[Saved data entries]
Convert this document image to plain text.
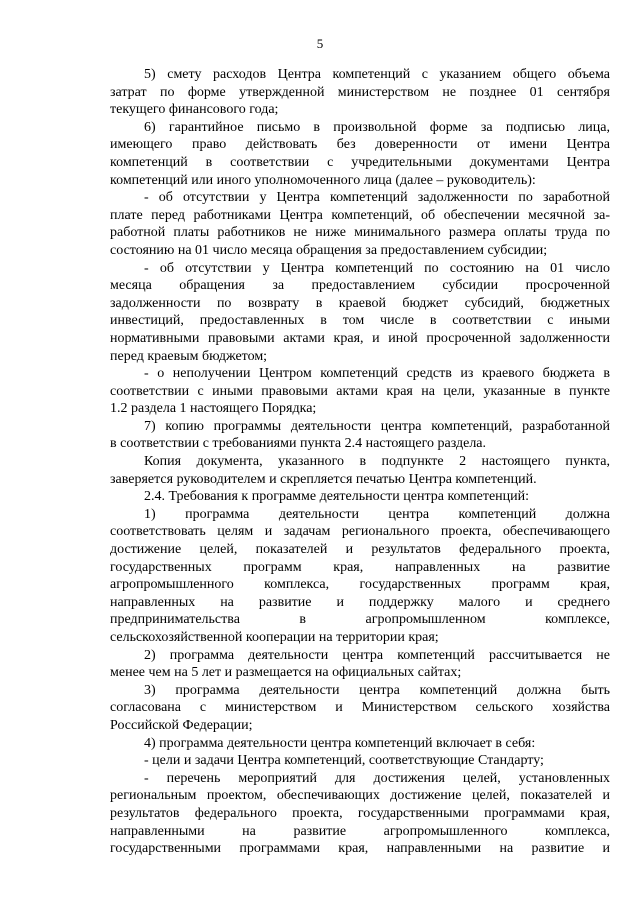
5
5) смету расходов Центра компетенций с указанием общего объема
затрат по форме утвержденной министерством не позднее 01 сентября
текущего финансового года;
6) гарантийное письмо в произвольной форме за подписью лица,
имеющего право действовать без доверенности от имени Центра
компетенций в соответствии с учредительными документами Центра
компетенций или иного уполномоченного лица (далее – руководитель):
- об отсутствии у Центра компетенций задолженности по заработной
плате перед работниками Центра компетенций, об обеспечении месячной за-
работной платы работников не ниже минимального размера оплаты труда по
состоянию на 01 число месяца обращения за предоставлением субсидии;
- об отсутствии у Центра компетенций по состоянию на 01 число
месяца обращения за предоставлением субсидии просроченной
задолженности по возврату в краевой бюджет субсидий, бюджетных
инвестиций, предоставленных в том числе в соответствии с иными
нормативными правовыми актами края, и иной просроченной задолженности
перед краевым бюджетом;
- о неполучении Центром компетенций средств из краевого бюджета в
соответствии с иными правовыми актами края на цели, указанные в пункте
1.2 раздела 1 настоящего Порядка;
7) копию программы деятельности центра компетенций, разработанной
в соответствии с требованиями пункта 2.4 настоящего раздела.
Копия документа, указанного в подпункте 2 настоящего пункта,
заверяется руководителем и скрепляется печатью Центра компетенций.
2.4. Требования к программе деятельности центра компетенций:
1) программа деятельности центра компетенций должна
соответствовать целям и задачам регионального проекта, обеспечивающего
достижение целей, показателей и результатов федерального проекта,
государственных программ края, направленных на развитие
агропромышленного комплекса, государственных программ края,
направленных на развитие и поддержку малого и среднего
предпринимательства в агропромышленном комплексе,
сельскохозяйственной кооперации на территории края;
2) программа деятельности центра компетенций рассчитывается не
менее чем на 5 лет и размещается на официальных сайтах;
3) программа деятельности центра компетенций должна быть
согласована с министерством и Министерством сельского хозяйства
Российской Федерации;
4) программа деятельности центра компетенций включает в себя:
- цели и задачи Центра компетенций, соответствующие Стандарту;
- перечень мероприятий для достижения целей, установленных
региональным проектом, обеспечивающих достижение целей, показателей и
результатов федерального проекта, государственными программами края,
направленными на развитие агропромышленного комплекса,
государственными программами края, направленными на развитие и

GOAL OF THE EXERCISE: Filter the entries above down to the lines containing the word "направленными".

THE COMPLETED TASK:
направленными на развитие агропромышленного комплекса,
государственными программами края, направленными на развитие и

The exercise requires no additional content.